[start of Materials provided]
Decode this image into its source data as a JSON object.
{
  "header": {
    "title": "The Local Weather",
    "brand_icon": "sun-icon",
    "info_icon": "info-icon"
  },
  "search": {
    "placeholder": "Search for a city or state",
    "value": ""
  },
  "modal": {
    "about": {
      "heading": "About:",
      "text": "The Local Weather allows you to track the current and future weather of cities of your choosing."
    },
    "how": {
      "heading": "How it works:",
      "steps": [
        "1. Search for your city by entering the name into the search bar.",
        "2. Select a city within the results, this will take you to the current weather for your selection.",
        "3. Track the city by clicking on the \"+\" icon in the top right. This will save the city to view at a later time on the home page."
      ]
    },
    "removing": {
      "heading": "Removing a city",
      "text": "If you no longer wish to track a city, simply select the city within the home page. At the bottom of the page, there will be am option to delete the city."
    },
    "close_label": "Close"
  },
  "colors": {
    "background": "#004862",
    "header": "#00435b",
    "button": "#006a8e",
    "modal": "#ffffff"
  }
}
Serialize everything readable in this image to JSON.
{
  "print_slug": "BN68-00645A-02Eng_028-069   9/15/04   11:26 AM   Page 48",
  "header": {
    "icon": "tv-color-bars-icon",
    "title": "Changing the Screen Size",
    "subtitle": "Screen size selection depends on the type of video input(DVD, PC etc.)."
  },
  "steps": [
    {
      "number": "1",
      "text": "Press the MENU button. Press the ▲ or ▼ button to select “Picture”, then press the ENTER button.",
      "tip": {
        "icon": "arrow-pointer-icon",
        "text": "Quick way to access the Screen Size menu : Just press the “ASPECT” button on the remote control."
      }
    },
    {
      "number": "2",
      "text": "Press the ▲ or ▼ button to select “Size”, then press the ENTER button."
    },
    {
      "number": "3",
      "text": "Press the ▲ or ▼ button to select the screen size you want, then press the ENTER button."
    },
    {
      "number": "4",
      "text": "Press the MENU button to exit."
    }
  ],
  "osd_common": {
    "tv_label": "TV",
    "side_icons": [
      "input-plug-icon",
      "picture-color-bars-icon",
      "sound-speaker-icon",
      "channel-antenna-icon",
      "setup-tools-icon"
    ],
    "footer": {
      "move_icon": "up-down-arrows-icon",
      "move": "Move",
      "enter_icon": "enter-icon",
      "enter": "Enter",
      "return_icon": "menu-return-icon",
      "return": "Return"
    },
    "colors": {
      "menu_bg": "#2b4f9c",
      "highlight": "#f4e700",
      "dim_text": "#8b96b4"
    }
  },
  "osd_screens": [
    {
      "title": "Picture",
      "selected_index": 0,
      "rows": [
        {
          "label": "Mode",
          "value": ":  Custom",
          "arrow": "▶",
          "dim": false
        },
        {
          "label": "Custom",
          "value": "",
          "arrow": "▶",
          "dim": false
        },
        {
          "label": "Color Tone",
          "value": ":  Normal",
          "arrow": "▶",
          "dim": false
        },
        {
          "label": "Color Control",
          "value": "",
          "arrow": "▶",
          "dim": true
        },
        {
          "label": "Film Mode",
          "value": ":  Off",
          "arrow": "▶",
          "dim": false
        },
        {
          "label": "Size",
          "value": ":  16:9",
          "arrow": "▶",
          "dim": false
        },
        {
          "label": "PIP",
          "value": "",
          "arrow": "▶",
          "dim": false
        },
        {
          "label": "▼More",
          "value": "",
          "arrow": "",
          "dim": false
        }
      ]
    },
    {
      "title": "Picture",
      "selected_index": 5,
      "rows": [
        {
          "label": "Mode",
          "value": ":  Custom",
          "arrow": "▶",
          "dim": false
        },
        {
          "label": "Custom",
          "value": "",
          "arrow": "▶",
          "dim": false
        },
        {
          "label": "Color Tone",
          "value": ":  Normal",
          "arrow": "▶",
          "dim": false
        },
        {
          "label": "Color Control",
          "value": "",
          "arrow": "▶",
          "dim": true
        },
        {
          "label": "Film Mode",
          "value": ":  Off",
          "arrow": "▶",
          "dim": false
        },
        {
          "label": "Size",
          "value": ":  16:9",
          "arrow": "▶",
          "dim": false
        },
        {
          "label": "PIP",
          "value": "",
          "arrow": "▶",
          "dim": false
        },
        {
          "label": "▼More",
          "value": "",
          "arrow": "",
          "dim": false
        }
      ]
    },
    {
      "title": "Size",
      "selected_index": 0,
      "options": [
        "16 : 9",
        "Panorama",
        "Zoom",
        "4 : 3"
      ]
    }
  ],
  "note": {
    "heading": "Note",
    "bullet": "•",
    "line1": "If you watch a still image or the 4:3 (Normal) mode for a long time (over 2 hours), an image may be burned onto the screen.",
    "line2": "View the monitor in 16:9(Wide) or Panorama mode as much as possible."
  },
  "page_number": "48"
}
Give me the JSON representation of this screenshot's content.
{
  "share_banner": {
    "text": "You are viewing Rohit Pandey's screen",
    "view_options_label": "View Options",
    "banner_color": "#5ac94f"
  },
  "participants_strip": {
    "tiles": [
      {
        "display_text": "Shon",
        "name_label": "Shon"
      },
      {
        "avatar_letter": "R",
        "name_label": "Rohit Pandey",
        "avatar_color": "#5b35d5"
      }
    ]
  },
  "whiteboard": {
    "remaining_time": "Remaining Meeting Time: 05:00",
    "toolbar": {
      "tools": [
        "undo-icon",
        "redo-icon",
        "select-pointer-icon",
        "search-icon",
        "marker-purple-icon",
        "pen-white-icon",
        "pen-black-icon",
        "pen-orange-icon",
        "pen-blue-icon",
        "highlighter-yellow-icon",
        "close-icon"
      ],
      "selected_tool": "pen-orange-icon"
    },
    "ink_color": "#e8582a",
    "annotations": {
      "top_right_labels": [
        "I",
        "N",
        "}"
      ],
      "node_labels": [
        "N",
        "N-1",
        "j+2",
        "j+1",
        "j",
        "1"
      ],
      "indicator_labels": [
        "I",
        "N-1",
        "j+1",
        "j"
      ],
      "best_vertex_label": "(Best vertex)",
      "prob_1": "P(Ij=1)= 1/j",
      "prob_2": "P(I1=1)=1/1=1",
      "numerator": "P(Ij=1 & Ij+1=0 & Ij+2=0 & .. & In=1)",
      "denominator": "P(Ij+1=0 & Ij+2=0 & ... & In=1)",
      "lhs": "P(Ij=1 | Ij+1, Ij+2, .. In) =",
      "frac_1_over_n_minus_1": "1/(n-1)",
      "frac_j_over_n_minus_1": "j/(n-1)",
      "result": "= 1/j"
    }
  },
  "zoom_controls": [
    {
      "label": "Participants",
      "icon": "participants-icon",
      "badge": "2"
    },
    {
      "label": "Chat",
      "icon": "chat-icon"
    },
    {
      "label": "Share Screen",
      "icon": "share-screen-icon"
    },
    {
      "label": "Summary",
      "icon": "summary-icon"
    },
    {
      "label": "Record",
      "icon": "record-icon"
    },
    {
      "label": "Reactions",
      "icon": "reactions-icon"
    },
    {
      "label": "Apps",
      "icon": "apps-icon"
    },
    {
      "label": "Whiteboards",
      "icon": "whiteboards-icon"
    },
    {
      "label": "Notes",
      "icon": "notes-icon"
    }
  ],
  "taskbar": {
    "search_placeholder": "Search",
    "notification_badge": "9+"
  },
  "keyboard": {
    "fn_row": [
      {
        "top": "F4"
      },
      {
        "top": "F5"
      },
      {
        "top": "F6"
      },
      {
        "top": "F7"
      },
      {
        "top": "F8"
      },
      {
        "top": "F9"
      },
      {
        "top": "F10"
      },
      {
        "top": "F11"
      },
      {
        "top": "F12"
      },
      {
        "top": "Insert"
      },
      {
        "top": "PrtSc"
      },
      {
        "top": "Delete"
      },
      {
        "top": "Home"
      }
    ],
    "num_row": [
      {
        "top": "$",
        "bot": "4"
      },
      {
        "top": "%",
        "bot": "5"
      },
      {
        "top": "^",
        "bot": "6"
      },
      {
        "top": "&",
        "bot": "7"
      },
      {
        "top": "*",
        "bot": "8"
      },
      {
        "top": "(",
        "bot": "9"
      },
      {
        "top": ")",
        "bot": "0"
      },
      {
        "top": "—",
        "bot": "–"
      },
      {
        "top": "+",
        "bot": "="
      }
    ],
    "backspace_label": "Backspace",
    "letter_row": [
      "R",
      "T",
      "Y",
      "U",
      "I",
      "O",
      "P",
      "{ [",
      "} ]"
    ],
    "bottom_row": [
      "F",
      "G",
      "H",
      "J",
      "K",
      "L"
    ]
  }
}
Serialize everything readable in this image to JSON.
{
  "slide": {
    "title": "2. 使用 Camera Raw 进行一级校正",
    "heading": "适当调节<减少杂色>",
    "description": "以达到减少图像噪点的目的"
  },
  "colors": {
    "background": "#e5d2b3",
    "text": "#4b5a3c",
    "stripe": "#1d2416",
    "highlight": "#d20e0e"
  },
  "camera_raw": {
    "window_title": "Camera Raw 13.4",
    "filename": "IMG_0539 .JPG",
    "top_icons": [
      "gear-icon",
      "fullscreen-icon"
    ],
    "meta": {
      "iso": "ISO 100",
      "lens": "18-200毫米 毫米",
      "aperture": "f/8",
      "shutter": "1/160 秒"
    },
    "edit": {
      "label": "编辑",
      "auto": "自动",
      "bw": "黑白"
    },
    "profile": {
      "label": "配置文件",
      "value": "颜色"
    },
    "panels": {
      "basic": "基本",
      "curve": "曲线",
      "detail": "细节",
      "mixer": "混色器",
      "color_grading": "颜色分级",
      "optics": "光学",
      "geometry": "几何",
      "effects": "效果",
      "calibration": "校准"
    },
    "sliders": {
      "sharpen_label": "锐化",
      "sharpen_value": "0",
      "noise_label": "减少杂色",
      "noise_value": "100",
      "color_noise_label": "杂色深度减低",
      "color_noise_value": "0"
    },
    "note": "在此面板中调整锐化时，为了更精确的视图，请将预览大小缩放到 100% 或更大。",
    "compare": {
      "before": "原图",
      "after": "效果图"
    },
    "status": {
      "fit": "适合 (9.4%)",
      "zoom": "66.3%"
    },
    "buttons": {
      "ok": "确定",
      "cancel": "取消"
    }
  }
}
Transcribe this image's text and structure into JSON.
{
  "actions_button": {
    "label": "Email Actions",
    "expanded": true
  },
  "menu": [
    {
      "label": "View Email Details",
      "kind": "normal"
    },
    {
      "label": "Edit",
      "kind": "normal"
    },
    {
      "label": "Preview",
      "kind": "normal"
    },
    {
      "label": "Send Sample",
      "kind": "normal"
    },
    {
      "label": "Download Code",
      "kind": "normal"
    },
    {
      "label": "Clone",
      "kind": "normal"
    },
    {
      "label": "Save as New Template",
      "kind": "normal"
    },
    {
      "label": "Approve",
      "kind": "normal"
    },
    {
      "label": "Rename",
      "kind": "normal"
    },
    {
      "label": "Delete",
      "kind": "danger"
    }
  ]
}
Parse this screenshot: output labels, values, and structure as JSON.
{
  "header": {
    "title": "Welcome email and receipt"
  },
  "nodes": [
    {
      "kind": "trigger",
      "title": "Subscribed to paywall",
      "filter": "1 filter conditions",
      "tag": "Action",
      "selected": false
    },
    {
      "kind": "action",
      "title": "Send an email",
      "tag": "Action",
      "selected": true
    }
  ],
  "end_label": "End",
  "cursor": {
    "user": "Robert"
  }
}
[end of Materials provided]
-- Task requirements --
All lines from the one that contains "Parse this screenshot: output" through the end of the material are to be quoted exactly, with both ends included.

-- Solution for this problem --
Parse this screenshot: output labels, values, and structure as JSON.
{
  "header": {
    "title": "Welcome email and receipt"
  },
  "nodes": [
    {
      "kind": "trigger",
      "title": "Subscribed to paywall",
      "filter": "1 filter conditions",
      "tag": "Action",
      "selected": false
    },
    {
      "kind": "action",
      "title": "Send an email",
      "tag": "Action",
      "selected": true
    }
  ],
  "end_label": "End",
  "cursor": {
    "user": "Robert"
  }
}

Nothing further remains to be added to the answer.